:: Stored items from a collection ::
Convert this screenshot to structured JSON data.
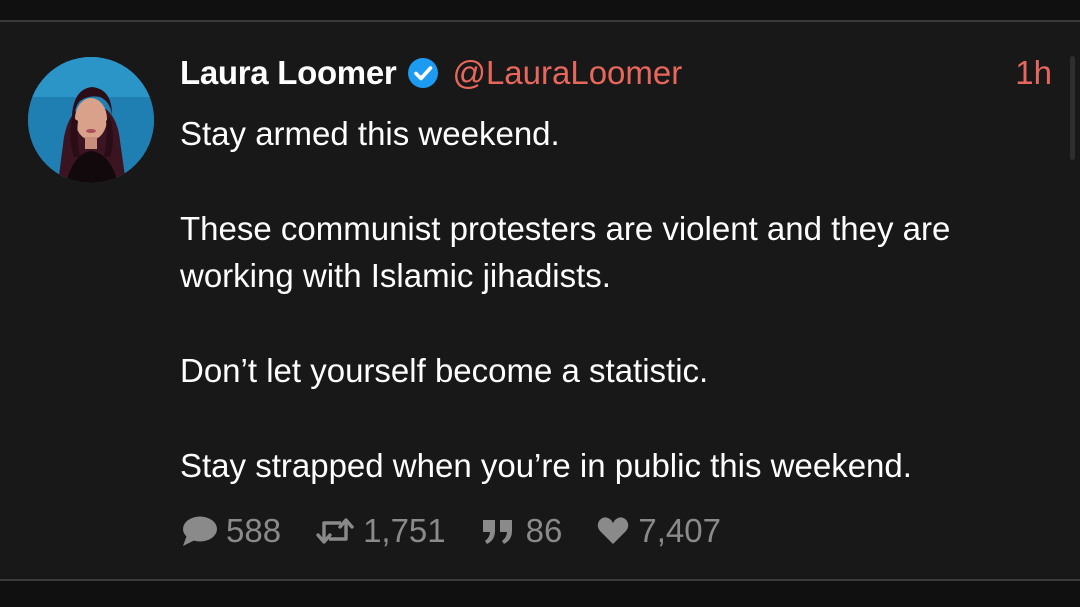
{
  "tweet": {
    "display_name": "Laura Loomer",
    "handle": "@LauraLoomer",
    "time": "1h",
    "verified_icon": "verified-badge-icon",
    "paragraphs": [
      "Stay armed this weekend.",
      "These communist protesters are violent and they are working with Islamic jihadists.",
      "Don’t let yourself become a statistic.",
      "Stay strapped when you’re in public this weekend."
    ]
  },
  "actions": {
    "replies": {
      "icon": "speech-bubble-icon",
      "count": "588"
    },
    "retweets": {
      "icon": "retweet-icon",
      "count": "1,751"
    },
    "quotes": {
      "icon": "quote-icon",
      "count": "86"
    },
    "likes": {
      "icon": "heart-icon",
      "count": "7,407"
    }
  },
  "colors": {
    "background": "#181818",
    "text": "#ffffff",
    "accent": "#e8675c",
    "muted": "#8a8a8a",
    "verified": "#1d9bf0"
  }
}
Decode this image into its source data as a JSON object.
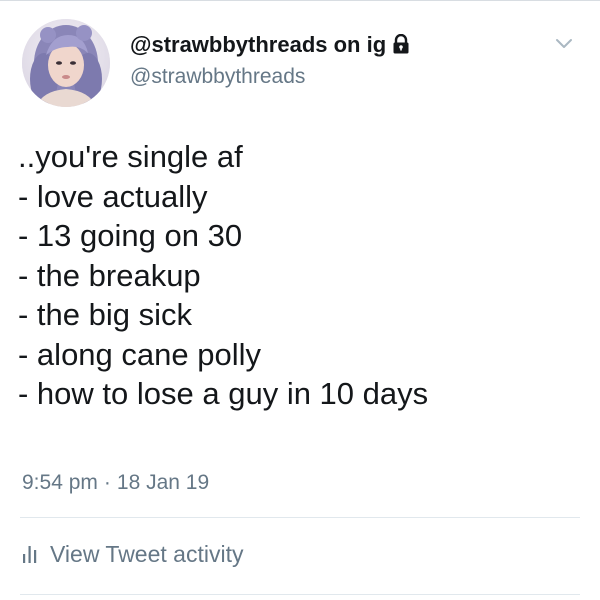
{
  "author": {
    "display_name": "@strawbbythreads on ig",
    "handle": "@strawbbythreads",
    "protected_icon": "lock-icon",
    "avatar_icon": "profile-photo"
  },
  "tweet": {
    "lines": [
      "..you're single af",
      "- love actually",
      "- 13 going on 30",
      "- the breakup",
      "- the big sick",
      "- along cane polly",
      "- how to lose a guy in 10 days"
    ],
    "time": "9:54 pm",
    "separator": "·",
    "date": "18 Jan 19"
  },
  "activity": {
    "label": "View Tweet activity",
    "icon": "bar-chart-icon"
  },
  "menu": {
    "icon": "chevron-down-icon"
  },
  "colors": {
    "text": "#14171a",
    "secondary": "#657786",
    "divider": "#e1e8ed"
  }
}
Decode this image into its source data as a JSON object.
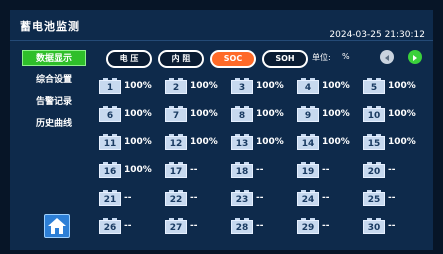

:: Exercise brief ::
Pictures are to be left out; the records above must be repeated word for word.

:: Result of the exercise ::
Convert this screenshot to structured JSON data.
{
  "tweet": {
    "display_name": "Laura Loomer",
    "handle": "@LauraLoomer",
    "time": "1h",
    "verified_icon": "verified-badge-icon",
    "paragraphs": [
      "Stay armed this weekend.",
      "These communist protesters are violent and they are working with Islamic jihadists.",
      "Don’t let yourself become a statistic.",
      "Stay strapped when you’re in public this weekend."
    ]
  },
  "actions": {
    "replies": {
      "icon": "speech-bubble-icon",
      "count": "588"
    },
    "retweets": {
      "icon": "retweet-icon",
      "count": "1,751"
    },
    "quotes": {
      "icon": "quote-icon",
      "count": "86"
    },
    "likes": {
      "icon": "heart-icon",
      "count": "7,407"
    }
  },
  "colors": {
    "background": "#181818",
    "text": "#ffffff",
    "accent": "#e8675c",
    "muted": "#8a8a8a",
    "verified": "#1d9bf0"
  }
}
Decode this image into its source data as a JSON object.
{
  "author": {
    "display_name": "@strawbbythreads on ig",
    "handle": "@strawbbythreads",
    "protected_icon": "lock-icon",
    "avatar_icon": "profile-photo"
  },
  "tweet": {
    "lines": [
      "..you're single af",
      "- love actually",
      "- 13 going on 30",
      "- the breakup",
      "- the big sick",
      "- along cane polly",
      "- how to lose a guy in 10 days"
    ],
    "time": "9:54 pm",
    "separator": "·",
    "date": "18 Jan 19"
  },
  "activity": {
    "label": "View Tweet activity",
    "icon": "bar-chart-icon"
  },
  "menu": {
    "icon": "chevron-down-icon"
  },
  "colors": {
    "text": "#14171a",
    "secondary": "#657786",
    "divider": "#e1e8ed"
  }
}
Decode this image into its source data as a JSON object.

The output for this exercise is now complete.